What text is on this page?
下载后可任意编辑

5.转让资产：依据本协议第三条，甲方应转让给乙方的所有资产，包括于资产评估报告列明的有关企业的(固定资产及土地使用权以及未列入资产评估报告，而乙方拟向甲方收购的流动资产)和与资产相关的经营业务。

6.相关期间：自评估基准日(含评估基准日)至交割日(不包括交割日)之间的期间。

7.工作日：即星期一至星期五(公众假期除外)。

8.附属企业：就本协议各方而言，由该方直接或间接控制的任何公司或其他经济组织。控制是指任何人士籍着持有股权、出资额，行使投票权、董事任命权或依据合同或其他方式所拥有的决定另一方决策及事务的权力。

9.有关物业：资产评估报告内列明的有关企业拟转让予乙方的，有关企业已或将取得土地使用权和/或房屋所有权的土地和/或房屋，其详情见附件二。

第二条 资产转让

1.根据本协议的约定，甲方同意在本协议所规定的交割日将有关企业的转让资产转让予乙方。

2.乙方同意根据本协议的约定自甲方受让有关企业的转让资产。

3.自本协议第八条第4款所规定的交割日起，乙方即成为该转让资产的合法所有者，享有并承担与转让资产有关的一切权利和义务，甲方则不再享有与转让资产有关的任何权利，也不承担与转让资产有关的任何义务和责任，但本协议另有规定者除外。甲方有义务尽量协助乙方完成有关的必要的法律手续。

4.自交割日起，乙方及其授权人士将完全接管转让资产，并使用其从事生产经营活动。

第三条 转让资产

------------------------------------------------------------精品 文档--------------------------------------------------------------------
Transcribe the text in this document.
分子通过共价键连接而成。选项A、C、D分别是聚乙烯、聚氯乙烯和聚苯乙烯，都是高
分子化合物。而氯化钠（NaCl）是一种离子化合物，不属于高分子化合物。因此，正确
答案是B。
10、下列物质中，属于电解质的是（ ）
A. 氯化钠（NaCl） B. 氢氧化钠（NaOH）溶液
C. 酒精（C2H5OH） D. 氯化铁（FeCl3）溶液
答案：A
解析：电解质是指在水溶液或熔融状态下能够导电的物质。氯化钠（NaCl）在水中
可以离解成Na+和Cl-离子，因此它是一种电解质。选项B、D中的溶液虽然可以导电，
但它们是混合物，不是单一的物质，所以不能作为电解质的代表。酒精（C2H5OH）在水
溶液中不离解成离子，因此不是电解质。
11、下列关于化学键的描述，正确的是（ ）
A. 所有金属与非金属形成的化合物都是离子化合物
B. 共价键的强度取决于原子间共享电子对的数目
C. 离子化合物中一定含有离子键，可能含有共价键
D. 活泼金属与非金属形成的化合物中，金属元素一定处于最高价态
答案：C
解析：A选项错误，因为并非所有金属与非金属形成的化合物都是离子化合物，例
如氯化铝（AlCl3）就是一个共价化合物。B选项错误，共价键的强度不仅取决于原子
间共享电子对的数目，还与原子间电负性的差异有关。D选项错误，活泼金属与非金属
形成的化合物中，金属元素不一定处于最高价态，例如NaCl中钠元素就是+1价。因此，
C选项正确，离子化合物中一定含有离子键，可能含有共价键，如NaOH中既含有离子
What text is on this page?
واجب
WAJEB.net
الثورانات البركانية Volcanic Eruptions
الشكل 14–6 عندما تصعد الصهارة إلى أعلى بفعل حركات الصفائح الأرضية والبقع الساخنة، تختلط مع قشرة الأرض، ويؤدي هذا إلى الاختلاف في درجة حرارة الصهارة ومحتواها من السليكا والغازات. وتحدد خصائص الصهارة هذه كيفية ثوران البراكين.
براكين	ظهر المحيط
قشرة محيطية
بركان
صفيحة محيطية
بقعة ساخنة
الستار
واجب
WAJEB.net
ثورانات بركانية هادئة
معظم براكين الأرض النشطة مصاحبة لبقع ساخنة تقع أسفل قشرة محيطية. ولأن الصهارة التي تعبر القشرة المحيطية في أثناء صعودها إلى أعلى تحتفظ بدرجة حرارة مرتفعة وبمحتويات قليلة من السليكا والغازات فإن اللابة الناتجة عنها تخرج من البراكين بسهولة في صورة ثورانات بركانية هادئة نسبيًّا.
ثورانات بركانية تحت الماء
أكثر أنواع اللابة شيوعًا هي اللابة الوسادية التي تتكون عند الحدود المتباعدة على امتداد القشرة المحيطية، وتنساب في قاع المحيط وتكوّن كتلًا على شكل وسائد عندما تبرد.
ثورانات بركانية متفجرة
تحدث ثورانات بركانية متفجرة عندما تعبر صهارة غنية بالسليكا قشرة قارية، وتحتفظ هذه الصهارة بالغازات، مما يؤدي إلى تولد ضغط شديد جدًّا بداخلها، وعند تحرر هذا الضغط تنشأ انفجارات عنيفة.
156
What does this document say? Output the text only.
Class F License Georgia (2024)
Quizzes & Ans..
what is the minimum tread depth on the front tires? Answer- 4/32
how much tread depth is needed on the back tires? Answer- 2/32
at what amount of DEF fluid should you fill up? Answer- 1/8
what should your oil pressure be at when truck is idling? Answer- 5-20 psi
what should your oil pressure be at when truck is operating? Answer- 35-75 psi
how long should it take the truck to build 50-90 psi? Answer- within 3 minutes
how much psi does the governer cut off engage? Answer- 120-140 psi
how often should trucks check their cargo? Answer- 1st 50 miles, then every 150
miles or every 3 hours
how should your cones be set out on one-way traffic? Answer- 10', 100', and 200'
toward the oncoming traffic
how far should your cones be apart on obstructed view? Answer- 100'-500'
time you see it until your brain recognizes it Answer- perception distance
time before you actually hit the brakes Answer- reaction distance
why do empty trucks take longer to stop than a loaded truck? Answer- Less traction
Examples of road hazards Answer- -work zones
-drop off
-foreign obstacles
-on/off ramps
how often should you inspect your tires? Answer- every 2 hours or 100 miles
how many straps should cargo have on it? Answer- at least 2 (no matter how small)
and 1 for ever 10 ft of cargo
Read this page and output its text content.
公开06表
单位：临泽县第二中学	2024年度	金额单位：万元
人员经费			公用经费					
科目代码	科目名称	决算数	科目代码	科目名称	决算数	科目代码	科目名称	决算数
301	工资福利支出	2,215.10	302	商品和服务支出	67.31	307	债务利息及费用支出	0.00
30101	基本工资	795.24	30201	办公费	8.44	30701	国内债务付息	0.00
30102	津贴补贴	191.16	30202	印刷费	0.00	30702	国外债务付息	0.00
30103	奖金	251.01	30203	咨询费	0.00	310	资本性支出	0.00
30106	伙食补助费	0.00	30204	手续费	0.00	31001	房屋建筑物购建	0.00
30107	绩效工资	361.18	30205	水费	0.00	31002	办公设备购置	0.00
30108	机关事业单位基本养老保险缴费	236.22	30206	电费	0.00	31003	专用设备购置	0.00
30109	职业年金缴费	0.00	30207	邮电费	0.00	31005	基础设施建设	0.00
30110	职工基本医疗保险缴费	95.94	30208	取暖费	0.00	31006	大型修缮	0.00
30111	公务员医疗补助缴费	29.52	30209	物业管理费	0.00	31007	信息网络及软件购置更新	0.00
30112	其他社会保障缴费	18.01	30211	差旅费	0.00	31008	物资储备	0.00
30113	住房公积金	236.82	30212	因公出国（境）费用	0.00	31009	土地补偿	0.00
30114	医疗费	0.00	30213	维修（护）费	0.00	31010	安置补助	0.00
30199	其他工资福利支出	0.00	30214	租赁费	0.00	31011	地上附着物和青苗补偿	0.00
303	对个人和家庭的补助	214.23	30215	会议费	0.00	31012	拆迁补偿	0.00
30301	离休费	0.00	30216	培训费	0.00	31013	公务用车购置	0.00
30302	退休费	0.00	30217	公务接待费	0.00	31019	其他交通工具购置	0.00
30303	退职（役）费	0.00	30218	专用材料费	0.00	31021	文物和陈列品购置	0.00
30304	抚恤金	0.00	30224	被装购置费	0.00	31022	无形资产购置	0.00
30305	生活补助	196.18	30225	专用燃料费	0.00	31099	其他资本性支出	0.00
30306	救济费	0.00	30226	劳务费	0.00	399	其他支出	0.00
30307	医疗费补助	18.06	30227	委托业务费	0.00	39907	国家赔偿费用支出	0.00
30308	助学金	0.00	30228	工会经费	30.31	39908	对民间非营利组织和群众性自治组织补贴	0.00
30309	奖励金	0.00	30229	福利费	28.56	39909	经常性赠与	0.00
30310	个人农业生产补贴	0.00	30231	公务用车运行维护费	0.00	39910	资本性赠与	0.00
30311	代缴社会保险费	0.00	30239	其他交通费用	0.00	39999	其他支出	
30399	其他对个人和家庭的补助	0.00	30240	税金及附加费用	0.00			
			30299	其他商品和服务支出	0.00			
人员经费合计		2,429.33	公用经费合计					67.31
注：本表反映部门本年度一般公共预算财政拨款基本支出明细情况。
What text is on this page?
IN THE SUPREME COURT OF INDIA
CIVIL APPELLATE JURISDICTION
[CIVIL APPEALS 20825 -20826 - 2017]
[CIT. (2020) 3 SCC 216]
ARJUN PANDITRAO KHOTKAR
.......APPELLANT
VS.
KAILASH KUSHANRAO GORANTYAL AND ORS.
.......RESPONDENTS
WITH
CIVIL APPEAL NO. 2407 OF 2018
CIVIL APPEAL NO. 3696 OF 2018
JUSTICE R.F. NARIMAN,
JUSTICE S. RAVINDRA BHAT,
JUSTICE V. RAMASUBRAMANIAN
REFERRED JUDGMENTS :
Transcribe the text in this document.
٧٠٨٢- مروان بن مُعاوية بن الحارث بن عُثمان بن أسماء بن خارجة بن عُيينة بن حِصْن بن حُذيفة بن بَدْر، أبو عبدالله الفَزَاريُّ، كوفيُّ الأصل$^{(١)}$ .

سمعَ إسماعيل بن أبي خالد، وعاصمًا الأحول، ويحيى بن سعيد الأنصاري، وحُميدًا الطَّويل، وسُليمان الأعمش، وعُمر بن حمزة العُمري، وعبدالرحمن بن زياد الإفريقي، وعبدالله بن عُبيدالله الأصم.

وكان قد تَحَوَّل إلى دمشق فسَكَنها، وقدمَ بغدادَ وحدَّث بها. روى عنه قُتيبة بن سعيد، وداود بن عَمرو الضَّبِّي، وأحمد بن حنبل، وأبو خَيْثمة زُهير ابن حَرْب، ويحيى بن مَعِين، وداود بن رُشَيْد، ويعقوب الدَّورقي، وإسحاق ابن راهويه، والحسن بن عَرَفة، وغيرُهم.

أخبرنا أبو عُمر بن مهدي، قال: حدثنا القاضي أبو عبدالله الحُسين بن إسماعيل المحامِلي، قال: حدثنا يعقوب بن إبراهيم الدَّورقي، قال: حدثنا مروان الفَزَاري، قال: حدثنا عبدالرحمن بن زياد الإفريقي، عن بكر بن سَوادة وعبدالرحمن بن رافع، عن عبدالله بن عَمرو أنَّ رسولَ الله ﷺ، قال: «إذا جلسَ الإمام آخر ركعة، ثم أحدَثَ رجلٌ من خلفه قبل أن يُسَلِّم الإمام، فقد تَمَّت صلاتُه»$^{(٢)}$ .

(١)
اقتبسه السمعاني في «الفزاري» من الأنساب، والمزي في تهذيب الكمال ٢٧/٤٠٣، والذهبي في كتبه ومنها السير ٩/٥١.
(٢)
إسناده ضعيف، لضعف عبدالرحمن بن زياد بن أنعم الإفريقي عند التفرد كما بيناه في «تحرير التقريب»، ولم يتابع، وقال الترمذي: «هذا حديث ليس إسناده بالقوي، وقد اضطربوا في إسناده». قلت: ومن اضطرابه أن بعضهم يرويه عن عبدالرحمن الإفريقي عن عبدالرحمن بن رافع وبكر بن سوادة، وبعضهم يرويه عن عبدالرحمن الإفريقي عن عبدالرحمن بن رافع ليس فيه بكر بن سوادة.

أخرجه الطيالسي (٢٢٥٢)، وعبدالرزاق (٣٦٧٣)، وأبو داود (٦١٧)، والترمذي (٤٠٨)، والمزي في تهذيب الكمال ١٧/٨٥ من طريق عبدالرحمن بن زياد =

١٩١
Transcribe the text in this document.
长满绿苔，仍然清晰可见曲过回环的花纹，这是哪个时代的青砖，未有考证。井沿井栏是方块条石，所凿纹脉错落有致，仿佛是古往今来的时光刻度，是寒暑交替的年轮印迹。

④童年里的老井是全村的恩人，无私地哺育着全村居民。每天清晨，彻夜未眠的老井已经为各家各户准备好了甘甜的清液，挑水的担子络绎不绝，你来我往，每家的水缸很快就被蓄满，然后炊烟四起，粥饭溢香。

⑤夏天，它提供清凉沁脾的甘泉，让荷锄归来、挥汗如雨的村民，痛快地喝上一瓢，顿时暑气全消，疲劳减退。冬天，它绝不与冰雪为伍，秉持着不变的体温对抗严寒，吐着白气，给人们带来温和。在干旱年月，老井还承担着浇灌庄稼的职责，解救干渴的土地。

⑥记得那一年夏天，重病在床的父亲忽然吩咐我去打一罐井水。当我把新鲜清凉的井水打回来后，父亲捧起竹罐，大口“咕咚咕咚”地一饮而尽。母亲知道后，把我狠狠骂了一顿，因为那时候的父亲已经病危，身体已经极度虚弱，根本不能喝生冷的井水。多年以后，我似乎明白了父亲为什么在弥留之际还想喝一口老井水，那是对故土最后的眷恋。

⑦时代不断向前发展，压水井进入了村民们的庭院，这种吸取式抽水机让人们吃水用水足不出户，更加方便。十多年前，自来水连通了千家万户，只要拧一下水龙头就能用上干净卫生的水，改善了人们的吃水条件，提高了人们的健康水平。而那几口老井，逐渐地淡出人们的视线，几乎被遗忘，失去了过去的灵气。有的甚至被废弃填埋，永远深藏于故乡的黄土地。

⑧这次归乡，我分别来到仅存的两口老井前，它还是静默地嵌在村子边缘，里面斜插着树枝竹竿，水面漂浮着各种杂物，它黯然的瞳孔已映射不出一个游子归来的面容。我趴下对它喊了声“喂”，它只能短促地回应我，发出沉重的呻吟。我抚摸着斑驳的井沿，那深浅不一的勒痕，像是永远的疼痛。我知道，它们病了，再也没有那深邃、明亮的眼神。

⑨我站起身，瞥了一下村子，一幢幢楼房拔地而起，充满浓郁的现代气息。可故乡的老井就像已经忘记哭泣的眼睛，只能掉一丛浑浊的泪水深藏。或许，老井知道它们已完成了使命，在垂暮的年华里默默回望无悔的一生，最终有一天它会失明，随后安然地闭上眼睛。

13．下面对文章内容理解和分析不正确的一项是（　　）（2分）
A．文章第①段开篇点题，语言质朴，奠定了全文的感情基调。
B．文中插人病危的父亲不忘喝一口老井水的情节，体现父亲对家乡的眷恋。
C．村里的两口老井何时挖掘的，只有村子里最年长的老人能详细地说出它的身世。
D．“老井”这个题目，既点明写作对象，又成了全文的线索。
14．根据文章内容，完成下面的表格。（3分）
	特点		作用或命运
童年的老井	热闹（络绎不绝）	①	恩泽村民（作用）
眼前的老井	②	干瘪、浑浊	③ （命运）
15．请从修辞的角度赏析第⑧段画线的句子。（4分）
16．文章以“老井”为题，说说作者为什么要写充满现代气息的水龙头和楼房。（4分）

════════

= Task =
Pick out all the lines with the word "when" in them and copy them.

= Solution to the exercise =
what should your oil pressure be at when truck is idling? Answer- 5-20 psi
what should your oil pressure be at when truck is operating? Answer- 35-75 psi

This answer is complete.